#### [Records provided]
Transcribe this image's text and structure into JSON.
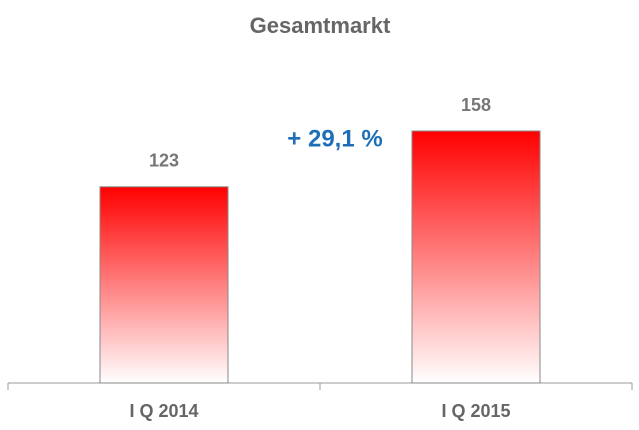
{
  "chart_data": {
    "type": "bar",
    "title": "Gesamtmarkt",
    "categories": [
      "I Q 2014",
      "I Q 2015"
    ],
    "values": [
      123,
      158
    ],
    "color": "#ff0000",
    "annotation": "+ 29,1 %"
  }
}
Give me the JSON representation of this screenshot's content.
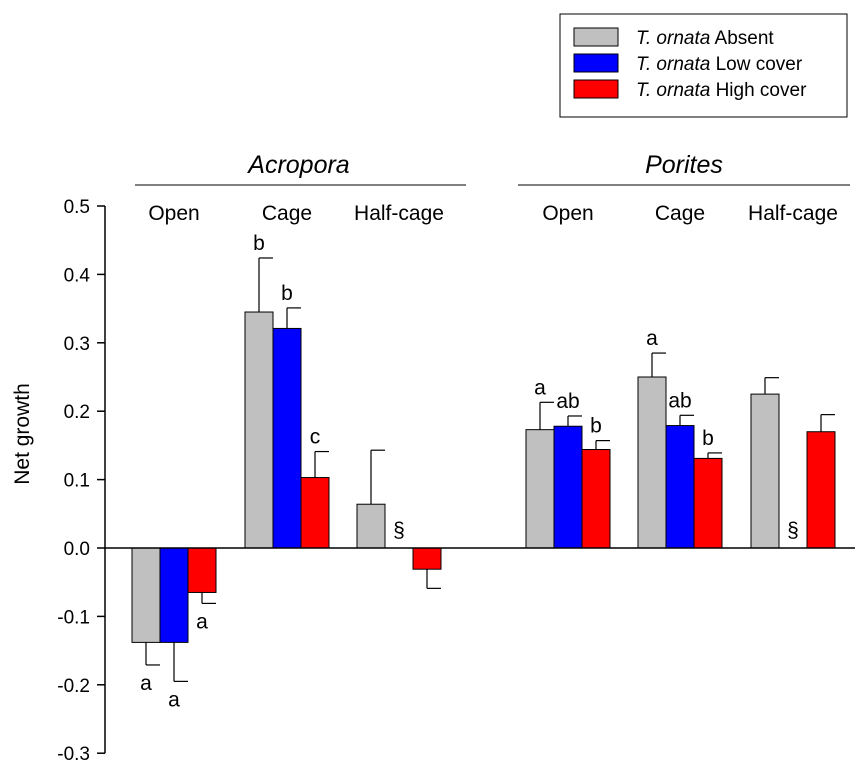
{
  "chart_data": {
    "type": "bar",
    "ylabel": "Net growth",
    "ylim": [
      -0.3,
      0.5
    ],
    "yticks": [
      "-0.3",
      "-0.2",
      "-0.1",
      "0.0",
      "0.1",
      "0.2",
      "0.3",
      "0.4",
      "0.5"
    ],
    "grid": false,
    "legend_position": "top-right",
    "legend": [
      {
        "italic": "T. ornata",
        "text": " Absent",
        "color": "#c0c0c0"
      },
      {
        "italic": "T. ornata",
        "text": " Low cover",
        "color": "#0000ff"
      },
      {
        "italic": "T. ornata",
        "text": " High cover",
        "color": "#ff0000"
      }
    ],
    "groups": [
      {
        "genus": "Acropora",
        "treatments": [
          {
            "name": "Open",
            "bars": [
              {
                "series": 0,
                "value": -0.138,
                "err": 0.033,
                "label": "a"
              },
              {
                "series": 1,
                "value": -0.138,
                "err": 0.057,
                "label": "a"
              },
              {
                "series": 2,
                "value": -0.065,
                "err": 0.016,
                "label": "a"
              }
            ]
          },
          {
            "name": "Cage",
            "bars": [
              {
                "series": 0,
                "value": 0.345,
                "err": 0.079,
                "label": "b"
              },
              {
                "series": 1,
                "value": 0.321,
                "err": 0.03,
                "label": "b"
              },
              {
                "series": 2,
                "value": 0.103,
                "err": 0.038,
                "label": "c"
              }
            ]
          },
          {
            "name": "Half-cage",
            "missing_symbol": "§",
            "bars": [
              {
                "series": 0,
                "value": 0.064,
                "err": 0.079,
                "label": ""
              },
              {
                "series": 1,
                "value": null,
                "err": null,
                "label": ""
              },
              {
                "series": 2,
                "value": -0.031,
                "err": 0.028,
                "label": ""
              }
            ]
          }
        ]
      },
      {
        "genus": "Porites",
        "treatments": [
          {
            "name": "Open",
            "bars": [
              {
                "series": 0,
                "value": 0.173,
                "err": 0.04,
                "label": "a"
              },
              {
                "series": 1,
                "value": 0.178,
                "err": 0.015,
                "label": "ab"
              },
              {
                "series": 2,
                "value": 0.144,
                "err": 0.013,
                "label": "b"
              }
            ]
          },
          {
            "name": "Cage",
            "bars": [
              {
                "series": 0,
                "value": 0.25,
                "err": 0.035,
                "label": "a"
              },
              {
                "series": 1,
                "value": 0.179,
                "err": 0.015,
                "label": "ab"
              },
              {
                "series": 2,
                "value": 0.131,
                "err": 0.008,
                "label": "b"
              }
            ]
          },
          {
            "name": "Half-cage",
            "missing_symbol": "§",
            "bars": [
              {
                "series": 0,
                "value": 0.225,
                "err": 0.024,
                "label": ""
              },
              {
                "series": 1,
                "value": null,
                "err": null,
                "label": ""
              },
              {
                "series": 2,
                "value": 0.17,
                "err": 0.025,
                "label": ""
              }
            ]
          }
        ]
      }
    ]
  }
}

---

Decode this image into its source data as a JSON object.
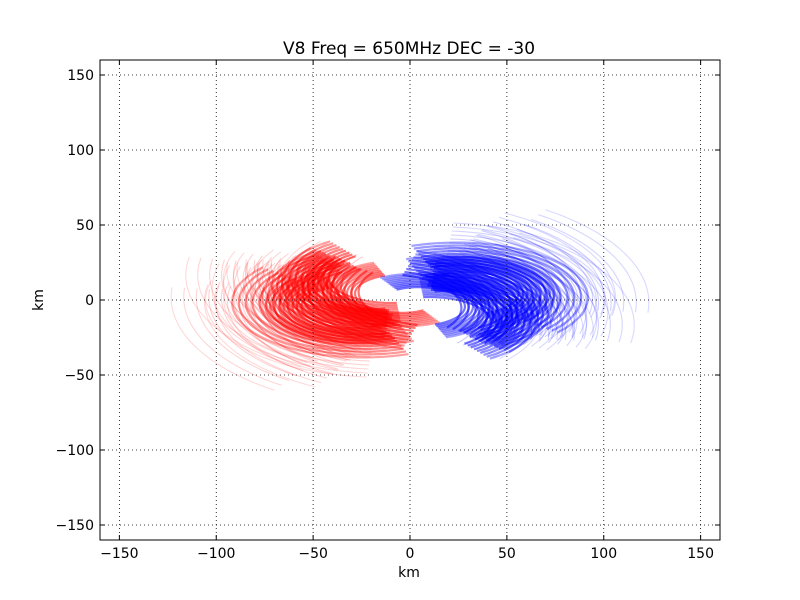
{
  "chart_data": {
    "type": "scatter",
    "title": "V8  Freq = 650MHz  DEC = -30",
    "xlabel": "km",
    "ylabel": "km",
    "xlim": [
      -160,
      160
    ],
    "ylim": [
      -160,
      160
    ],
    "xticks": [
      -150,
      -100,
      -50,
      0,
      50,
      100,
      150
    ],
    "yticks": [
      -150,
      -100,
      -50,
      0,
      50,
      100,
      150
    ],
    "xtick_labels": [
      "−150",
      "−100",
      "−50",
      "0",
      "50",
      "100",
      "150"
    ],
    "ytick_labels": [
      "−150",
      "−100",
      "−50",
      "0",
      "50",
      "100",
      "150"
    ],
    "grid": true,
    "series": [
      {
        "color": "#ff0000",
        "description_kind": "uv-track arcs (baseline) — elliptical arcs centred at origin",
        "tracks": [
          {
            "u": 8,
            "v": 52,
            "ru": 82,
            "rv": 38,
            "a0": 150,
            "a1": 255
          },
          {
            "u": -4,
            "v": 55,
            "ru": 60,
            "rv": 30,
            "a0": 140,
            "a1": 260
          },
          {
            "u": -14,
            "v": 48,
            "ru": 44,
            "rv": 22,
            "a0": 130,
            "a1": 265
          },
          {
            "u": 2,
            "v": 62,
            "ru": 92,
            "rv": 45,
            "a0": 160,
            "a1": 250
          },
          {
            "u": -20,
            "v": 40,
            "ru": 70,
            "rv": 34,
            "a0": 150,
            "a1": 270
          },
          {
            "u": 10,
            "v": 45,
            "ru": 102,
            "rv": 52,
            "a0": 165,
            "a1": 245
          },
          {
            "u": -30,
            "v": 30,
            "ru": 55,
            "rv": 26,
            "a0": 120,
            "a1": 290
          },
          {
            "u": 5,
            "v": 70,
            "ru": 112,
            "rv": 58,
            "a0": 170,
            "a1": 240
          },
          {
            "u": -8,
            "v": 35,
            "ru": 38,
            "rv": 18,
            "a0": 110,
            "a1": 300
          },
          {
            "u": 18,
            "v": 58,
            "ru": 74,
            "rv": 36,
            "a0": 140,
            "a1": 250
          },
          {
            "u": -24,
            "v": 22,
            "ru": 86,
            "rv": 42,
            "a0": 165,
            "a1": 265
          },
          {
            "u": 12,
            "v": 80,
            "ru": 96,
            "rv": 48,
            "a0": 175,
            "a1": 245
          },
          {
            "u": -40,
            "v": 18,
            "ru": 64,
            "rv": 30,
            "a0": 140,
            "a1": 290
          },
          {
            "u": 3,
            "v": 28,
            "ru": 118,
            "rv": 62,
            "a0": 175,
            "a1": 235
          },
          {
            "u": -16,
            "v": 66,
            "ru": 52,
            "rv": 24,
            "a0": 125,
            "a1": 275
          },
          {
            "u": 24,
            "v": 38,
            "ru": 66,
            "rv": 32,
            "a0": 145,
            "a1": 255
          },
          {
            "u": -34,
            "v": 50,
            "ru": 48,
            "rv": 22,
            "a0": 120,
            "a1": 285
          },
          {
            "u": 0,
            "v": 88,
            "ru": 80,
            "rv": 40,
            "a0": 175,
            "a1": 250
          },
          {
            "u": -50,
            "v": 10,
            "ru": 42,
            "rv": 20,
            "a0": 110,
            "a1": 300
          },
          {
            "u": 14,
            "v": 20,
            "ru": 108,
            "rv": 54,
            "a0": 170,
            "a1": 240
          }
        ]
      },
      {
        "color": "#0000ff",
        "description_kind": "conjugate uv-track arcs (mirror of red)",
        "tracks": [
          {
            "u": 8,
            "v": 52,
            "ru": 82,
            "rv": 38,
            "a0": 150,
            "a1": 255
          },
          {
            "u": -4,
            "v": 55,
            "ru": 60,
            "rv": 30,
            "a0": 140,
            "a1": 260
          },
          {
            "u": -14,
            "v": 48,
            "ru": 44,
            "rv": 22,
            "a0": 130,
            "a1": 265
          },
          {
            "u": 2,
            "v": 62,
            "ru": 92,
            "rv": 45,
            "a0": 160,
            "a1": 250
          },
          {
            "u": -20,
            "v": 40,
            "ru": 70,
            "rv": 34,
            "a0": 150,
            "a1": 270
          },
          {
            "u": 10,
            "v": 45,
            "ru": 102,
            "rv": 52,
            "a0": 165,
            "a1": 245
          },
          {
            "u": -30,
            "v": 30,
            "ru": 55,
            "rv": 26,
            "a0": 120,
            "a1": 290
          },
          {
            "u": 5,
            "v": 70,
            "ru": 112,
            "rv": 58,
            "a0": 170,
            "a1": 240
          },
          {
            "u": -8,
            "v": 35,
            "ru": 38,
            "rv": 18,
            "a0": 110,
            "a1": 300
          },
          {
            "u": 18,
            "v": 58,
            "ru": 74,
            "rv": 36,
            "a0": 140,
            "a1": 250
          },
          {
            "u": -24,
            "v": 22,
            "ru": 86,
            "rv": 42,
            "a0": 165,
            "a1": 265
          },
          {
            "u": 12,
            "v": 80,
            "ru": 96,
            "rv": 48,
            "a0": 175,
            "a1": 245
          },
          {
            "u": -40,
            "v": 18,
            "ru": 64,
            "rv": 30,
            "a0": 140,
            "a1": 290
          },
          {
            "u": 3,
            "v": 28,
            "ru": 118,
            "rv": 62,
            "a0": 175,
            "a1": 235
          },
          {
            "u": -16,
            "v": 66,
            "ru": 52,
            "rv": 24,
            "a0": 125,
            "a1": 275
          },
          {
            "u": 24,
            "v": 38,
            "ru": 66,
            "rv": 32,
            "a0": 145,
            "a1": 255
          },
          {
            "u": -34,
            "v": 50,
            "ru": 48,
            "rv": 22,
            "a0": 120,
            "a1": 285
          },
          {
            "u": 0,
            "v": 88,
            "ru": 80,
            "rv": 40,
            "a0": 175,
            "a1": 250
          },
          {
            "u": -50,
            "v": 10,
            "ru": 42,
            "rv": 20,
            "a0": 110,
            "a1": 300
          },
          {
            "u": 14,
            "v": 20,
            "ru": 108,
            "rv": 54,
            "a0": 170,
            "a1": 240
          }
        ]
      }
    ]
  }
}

#### [To be done]
Looking at the material above, count the lines containing the string "image" and reply with the count alone.

#### [Exercise answer]
2